** Exercise directions **
Please print every line of the records below word for word, leaving the pictures out of your answer.

** Begin **

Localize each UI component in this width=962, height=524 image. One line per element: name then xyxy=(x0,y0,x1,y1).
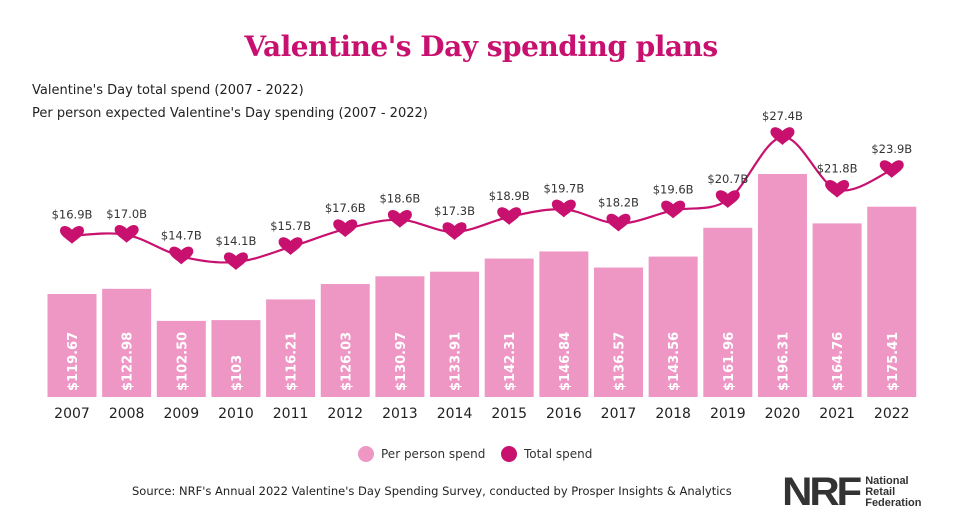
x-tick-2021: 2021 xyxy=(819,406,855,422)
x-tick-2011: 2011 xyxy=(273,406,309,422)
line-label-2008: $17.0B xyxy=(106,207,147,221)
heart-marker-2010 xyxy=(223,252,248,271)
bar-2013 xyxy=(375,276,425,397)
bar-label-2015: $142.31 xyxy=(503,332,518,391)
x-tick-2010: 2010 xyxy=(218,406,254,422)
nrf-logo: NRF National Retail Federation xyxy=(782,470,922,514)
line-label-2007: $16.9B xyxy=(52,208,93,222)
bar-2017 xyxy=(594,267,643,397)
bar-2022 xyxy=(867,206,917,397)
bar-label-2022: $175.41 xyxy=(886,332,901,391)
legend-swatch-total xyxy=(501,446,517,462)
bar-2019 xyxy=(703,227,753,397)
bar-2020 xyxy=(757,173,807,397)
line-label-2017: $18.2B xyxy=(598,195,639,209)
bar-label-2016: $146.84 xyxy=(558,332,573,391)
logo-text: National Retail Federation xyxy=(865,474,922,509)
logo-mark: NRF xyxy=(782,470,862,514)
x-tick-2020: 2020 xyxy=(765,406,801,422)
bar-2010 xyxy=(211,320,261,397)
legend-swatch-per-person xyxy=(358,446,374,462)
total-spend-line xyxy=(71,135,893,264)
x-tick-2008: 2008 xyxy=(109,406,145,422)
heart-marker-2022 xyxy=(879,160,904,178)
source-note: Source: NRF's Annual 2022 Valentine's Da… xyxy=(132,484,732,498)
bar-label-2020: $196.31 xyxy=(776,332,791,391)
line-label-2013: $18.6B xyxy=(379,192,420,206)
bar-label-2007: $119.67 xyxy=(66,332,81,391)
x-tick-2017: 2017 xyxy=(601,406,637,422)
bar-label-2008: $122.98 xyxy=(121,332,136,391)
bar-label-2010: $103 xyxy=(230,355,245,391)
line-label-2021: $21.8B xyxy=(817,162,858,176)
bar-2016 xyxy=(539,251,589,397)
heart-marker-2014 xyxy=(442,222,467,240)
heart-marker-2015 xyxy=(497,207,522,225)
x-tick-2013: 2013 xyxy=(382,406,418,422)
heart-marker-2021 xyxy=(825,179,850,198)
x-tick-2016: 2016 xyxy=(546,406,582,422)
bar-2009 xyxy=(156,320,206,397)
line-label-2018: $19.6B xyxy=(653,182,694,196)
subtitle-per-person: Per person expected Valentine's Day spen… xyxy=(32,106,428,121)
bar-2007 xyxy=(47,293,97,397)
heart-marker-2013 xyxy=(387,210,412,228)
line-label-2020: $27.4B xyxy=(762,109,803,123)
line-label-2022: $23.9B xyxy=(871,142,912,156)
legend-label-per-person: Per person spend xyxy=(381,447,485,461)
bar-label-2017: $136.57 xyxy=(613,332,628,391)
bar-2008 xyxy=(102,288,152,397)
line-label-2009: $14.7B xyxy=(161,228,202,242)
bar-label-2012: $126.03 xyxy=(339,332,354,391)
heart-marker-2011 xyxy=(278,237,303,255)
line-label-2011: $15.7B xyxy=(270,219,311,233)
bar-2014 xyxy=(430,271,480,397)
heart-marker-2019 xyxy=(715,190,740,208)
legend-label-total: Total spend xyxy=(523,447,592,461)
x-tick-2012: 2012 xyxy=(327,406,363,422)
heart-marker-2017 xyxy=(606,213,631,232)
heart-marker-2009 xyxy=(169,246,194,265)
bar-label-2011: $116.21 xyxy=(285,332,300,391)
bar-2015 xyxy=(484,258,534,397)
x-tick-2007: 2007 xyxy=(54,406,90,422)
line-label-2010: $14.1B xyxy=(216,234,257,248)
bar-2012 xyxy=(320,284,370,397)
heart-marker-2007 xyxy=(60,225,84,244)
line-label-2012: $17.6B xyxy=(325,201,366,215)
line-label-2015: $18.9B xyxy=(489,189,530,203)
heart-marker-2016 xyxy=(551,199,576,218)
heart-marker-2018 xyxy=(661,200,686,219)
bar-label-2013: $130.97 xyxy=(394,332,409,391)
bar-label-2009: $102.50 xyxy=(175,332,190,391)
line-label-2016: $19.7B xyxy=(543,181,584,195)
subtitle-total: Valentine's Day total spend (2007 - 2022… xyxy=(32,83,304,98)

** End **

** Exercise solution **
Localize each UI component in this width=962, height=524 image. One line per element: name then xyxy=(x0,y0,x1,y1).
x-tick-2021: 2021 xyxy=(819,406,855,422)
x-tick-2011: 2011 xyxy=(273,406,309,422)
line-label-2008: $17.0B xyxy=(106,207,147,221)
heart-marker-2010 xyxy=(223,252,248,271)
bar-2013 xyxy=(375,276,425,397)
bar-label-2015: $142.31 xyxy=(503,332,518,391)
x-tick-2010: 2010 xyxy=(218,406,254,422)
nrf-logo: NRF National Retail Federation xyxy=(782,470,922,514)
line-label-2007: $16.9B xyxy=(52,208,93,222)
bar-2017 xyxy=(594,267,643,397)
bar-2022 xyxy=(867,206,917,397)
bar-label-2022: $175.41 xyxy=(886,332,901,391)
legend-swatch-total xyxy=(501,446,517,462)
bar-2019 xyxy=(703,227,753,397)
bar-2020 xyxy=(757,173,807,397)
line-label-2017: $18.2B xyxy=(598,195,639,209)
bar-label-2016: $146.84 xyxy=(558,332,573,391)
logo-text: National Retail Federation xyxy=(865,474,922,509)
logo-mark: NRF xyxy=(782,470,862,514)
x-tick-2020: 2020 xyxy=(765,406,801,422)
bar-2010 xyxy=(211,320,261,397)
legend-swatch-per-person xyxy=(358,446,374,462)
total-spend-line xyxy=(71,135,893,264)
x-tick-2008: 2008 xyxy=(109,406,145,422)
heart-marker-2022 xyxy=(879,160,904,178)
source-note: Source: NRF's Annual 2022 Valentine's Da… xyxy=(132,484,732,498)
bar-label-2020: $196.31 xyxy=(776,332,791,391)
line-label-2013: $18.6B xyxy=(379,192,420,206)
bar-label-2007: $119.67 xyxy=(66,332,81,391)
x-tick-2017: 2017 xyxy=(601,406,637,422)
bar-label-2008: $122.98 xyxy=(121,332,136,391)
bar-label-2010: $103 xyxy=(230,355,245,391)
line-label-2021: $21.8B xyxy=(817,162,858,176)
bar-2016 xyxy=(539,251,589,397)
heart-marker-2014 xyxy=(442,222,467,240)
heart-marker-2015 xyxy=(497,207,522,225)
x-tick-2013: 2013 xyxy=(382,406,418,422)
heart-marker-2021 xyxy=(825,179,850,198)
x-tick-2016: 2016 xyxy=(546,406,582,422)
bar-2009 xyxy=(156,320,206,397)
line-label-2018: $19.6B xyxy=(653,182,694,196)
subtitle-per-person: Per person expected Valentine's Day spen… xyxy=(32,106,428,121)
bar-2007 xyxy=(47,293,97,397)
heart-marker-2013 xyxy=(387,210,412,228)
line-label-2020: $27.4B xyxy=(762,109,803,123)
line-label-2022: $23.9B xyxy=(871,142,912,156)
legend-label-per-person: Per person spend xyxy=(381,447,485,461)
bar-label-2017: $136.57 xyxy=(613,332,628,391)
bar-2008 xyxy=(102,288,152,397)
line-label-2009: $14.7B xyxy=(161,228,202,242)
bar-label-2012: $126.03 xyxy=(339,332,354,391)
heart-marker-2011 xyxy=(278,237,303,255)
line-label-2011: $15.7B xyxy=(270,219,311,233)
bar-2014 xyxy=(430,271,480,397)
heart-marker-2019 xyxy=(715,190,740,208)
legend-label-total: Total spend xyxy=(523,447,592,461)
x-tick-2012: 2012 xyxy=(327,406,363,422)
heart-marker-2017 xyxy=(606,213,631,232)
heart-marker-2009 xyxy=(169,246,194,265)
bar-label-2011: $116.21 xyxy=(285,332,300,391)
bar-2015 xyxy=(484,258,534,397)
x-tick-2007: 2007 xyxy=(54,406,90,422)
line-label-2010: $14.1B xyxy=(216,234,257,248)
bar-2012 xyxy=(320,284,370,397)
heart-marker-2007 xyxy=(60,225,84,244)
line-label-2012: $17.6B xyxy=(325,201,366,215)
line-label-2015: $18.9B xyxy=(489,189,530,203)
heart-marker-2016 xyxy=(551,199,576,218)
heart-marker-2018 xyxy=(661,200,686,219)
bar-label-2013: $130.97 xyxy=(394,332,409,391)
bar-label-2009: $102.50 xyxy=(175,332,190,391)
line-label-2016: $19.7B xyxy=(543,181,584,195)
subtitle-total: Valentine's Day total spend (2007 - 2022… xyxy=(32,83,304,98)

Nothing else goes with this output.